##### Provided passage
Representatives from HTK Architects met with the Concordia Unified School District 333 board of education during its regular meeting Monday night and presented a report on the collaborative planning process in moving toward a possible bond issue for facilities improvements.
The board of education approved a contract with HTK Architects during its August meeting.
HTK Architects will work with McCownGordon Construction, Manhattan, the district’s Construction Management At-Risk firm, on possible facilities improvements or new construction.
Potential projects could include improvements at Concordia Junior-Senior High School, Concordia Elementary School and the USD 333 Service Center (former Middle School).
Representing HTK Architects at the meeting included Mark Franzen, president; Brad Kiehl, director of project development; and Maria Kutina, who will be the project manager.
“We are going to bring a lot of ideas to the table, and you guys decide what fits for your community,” Franzen said.
Kiehl outlined the six steps toward a possible bond issue, and said they are currently in the pre-bond process which includes three phases, discovery, exploration and implementation.
“You are getting ready to embark on trying to figure out what to do with your facilities, what to do with education and what to do with your students and educators. So spending money, spending taxpayer money, is a big deal and we don’t want to do something that backs you into a corner in the future,” Kiehl said.
Kiehl said that community consensus building is critical throughout the entire process.
“We want to be transparent in what we are doing. We want to involve them (community) because their information is as vital as your educators’ and your students’ information, and your district leadership’s information and the board itself. All of that ties together,” Kiehl said.
The board was presented with two possible schedules for the process, one which would lead to a bond election in April, 2020 and another that would lead toward a possible election in September, 2020.
“We can move as quickly as you want or as slow as you want, but the important thing is that we do what is right for your district, what is right for your community, your students and your educators,” Kiehl said.
Should the board of education decide to shoot for an April bond election, it would have to approve a resolution by December 9, and the application would need to go to the state on December 10.
The board would need to consider the resolution in late November, according to the timeline presented by HTK Architects.
“To get to that point, we basically have two and a half months to dive into all this,”Kiehl said.
Kiehl said the longer timeline presented is not as rushed, but pushes everything into summer months of 2020.
Board member Kevin Pounds asked why would they not wait until the 2020 general election in November if it is decided to slow the process down instead of having a special election in late August or early November.
“Mail-in ballots generally receive more participation,” Kiehl said, “With our political climate the way it is today, you may want to avoid the general election based on the type of turnout you may get.”
In action taken during the meeting, the board approved a proposal for the construction of a 18x48 greenhouse on the west side of the technical education building at an estimated cost of $66,288.
During the June board meeting, Concordia Junior-Senior High School agriculture instructor Krystal Nelson and junior high school science instructor Bruce Jacobs met with the board to discuss the possible construction of a greenhouse on campus.
Nelson and Jacob outlined various uses for the greenhouse, including instruction in various subjects.
Working with the city of Concordia, the district put together a proposal for the construction of the 18x48 facility. The costs include $18,086 for the structure, $16,500 for installation, $11,000 for the foundation, $10,000 for the sewer line, $3,000 for electrical and $7,702 for doors, heater, cooler, etc.
Superintendent of schools Quentin Breese said that Nelson had raised some funds for the project, and that the district had applied for up to $40,000 in grants.
“I feel like this would be a good educational space,” Breese said.
##########
**Directions:**
(a) According to the school board article, why might the district prefer not to hold its bond election during the November 2020 general election? Answer in one to three sentences.
(b) In the listing, rename "x-tick-label" to "category-label" in the lines from the line with "bar-wb97x (288, 666, 304, 760)" up to and including the line with "panel-title: C (530, 273, 540, 291)", leaving everything else unchanged, and give only those lines.
The school board article and the listing come from unrelated sources.
##### Stored records
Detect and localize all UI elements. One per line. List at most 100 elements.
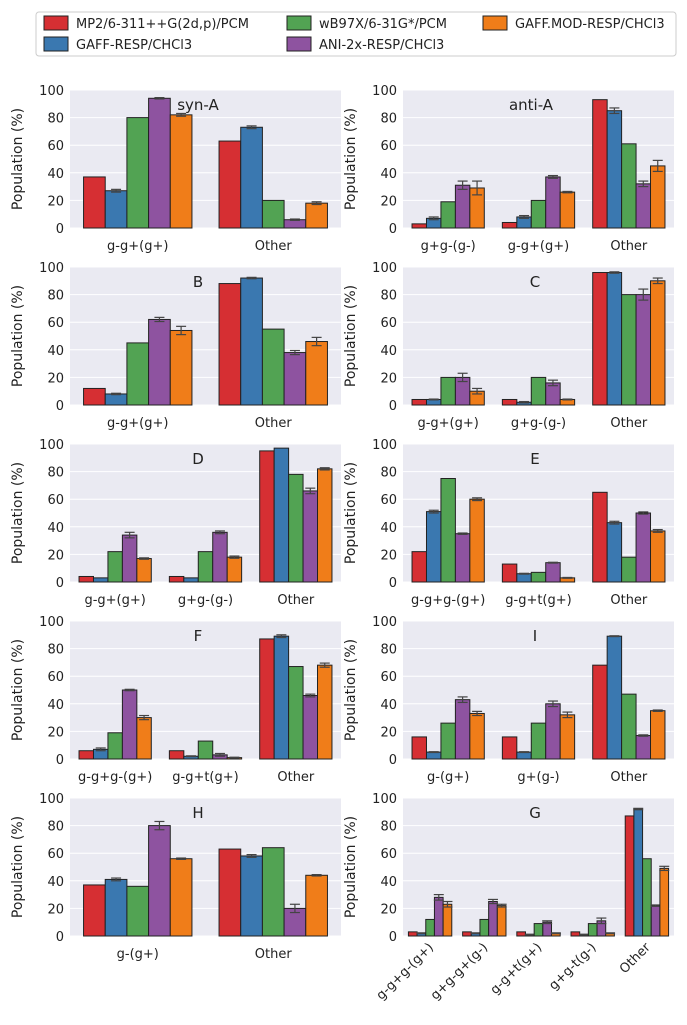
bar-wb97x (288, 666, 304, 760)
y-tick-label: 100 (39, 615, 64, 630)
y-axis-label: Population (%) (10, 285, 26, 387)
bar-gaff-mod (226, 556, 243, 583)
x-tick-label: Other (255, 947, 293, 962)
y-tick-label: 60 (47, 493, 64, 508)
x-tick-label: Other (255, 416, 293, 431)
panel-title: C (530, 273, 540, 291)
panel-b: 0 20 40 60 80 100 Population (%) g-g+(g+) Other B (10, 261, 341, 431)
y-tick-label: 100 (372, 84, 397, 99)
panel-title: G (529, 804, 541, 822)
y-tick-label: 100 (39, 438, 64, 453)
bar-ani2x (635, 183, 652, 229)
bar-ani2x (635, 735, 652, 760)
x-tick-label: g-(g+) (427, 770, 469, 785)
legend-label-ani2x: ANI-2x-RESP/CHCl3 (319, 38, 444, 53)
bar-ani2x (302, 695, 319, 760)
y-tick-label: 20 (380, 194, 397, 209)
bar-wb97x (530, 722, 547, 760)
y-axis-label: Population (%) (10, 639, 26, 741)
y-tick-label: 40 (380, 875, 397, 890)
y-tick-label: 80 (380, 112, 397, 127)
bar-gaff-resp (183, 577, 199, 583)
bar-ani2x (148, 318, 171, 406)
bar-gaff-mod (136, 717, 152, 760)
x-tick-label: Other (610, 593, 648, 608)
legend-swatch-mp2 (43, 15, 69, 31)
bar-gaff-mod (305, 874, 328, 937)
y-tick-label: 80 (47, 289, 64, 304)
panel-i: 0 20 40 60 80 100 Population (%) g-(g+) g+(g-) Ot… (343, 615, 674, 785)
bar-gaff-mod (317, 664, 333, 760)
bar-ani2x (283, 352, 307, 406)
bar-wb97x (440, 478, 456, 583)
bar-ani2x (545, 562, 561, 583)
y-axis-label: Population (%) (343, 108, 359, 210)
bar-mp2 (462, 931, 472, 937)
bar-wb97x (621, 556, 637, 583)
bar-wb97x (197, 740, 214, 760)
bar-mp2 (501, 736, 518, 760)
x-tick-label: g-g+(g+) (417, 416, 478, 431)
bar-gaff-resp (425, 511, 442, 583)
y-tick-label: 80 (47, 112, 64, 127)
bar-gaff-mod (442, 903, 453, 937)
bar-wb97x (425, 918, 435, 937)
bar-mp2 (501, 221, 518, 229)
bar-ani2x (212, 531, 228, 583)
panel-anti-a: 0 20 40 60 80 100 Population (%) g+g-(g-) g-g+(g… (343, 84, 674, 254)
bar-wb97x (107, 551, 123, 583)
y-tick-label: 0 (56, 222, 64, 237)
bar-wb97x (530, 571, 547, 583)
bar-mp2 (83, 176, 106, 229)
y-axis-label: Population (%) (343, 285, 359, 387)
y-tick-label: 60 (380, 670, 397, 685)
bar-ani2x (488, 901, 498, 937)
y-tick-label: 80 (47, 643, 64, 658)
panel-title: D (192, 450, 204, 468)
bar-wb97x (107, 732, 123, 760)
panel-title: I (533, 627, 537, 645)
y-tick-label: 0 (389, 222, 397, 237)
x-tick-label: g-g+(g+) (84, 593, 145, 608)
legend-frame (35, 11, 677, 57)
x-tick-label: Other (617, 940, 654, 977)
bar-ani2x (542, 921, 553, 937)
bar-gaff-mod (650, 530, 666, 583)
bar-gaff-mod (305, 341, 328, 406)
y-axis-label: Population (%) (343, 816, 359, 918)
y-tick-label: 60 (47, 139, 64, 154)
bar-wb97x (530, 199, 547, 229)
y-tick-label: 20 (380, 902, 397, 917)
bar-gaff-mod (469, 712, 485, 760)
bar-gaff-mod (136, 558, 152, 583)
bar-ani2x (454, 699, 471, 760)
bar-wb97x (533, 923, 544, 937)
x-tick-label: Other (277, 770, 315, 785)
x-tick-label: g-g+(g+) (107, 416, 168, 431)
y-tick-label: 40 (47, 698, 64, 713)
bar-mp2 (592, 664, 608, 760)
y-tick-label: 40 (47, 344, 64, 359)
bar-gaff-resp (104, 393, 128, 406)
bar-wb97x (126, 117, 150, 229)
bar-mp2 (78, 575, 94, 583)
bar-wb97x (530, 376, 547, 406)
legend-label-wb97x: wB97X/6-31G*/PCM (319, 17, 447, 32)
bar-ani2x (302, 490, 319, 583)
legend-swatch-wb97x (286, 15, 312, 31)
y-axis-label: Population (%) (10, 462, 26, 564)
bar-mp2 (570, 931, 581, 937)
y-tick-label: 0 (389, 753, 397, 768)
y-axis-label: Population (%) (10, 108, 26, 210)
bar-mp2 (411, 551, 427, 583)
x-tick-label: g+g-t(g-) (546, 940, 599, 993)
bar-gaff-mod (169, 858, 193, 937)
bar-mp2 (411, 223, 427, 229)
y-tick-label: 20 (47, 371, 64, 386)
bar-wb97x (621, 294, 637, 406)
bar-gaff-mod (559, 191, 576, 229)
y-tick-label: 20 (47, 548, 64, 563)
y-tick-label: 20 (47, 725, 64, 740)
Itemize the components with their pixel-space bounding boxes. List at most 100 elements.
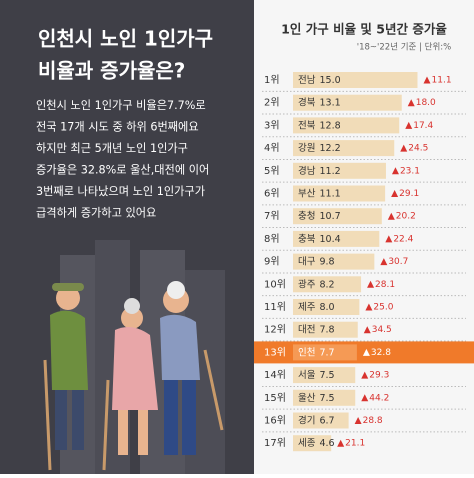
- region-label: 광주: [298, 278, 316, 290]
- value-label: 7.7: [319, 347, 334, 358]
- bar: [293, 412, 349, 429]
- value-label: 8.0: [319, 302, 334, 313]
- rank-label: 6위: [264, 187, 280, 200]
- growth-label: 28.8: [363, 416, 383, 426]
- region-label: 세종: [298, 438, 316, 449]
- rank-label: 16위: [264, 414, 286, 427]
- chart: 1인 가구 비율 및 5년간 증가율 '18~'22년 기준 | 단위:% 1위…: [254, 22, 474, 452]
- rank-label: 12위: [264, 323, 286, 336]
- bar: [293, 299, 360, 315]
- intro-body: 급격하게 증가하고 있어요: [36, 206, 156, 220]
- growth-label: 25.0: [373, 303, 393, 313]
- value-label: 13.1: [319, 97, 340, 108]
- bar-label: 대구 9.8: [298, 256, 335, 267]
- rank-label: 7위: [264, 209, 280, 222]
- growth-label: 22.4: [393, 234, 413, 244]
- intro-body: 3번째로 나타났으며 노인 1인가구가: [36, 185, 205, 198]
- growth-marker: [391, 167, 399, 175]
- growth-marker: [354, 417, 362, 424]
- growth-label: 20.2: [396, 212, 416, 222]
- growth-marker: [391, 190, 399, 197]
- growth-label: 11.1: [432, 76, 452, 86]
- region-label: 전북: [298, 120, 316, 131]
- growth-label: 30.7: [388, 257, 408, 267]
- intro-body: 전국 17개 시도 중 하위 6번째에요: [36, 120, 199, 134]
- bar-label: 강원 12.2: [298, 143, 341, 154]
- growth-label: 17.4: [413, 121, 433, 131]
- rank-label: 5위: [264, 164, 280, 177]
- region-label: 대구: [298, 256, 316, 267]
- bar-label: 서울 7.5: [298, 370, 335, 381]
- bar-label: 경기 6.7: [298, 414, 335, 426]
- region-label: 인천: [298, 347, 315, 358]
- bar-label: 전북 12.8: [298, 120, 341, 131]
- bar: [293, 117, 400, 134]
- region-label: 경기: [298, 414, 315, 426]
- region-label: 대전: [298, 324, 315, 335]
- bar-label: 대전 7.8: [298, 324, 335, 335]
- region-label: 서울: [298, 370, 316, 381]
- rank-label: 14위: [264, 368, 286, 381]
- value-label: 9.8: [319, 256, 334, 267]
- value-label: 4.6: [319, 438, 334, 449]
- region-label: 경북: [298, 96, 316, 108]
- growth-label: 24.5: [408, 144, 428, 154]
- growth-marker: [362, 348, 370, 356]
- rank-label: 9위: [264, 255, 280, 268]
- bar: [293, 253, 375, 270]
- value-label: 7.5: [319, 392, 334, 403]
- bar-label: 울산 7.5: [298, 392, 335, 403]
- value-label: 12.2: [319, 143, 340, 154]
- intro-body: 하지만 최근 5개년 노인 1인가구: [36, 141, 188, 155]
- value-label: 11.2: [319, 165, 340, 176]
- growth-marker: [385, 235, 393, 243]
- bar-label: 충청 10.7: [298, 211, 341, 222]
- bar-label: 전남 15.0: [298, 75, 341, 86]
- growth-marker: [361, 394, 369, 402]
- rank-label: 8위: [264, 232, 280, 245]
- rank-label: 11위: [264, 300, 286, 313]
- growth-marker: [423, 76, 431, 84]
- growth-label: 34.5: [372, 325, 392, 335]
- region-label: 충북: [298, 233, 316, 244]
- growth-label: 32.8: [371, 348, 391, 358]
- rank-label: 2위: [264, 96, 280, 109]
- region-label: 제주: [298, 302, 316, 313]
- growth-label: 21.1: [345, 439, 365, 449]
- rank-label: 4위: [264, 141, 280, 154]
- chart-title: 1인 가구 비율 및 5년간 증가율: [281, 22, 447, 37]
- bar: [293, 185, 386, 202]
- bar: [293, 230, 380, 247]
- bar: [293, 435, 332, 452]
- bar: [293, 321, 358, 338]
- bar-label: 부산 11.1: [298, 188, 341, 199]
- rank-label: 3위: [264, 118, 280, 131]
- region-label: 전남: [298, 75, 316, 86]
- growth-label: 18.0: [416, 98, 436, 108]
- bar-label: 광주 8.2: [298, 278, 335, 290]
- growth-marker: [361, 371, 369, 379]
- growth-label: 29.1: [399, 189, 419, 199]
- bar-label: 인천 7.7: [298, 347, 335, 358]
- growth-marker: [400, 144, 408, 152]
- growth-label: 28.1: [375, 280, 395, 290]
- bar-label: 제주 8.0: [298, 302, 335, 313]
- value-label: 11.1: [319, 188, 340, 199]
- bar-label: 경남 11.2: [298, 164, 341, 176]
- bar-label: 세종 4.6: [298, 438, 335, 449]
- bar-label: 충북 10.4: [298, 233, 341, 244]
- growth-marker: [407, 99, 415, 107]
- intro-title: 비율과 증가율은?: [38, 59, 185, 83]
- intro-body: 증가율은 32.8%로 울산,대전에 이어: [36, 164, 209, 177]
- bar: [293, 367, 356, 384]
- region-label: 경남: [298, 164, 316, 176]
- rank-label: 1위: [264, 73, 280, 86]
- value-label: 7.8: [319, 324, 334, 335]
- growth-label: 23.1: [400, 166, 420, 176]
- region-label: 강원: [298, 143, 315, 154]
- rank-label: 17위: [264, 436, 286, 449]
##########
**Final results:**
(a) Kiehl said that mail-in ballots generally receive more participation. He also said that, given the current political climate, the district may want to avoid the general election because of the type of turnout it might get.

(b)
bar-wb97x (288, 666, 304, 760)
y-tick-label: 100 (39, 615, 64, 630)
y-axis-label: Population (%) (10, 285, 26, 387)
bar-gaff-mod (226, 556, 243, 583)
category-label: Other (255, 947, 293, 962)
y-tick-label: 60 (47, 493, 64, 508)
category-label: Other (255, 416, 293, 431)
panel-title: C (530, 273, 540, 291)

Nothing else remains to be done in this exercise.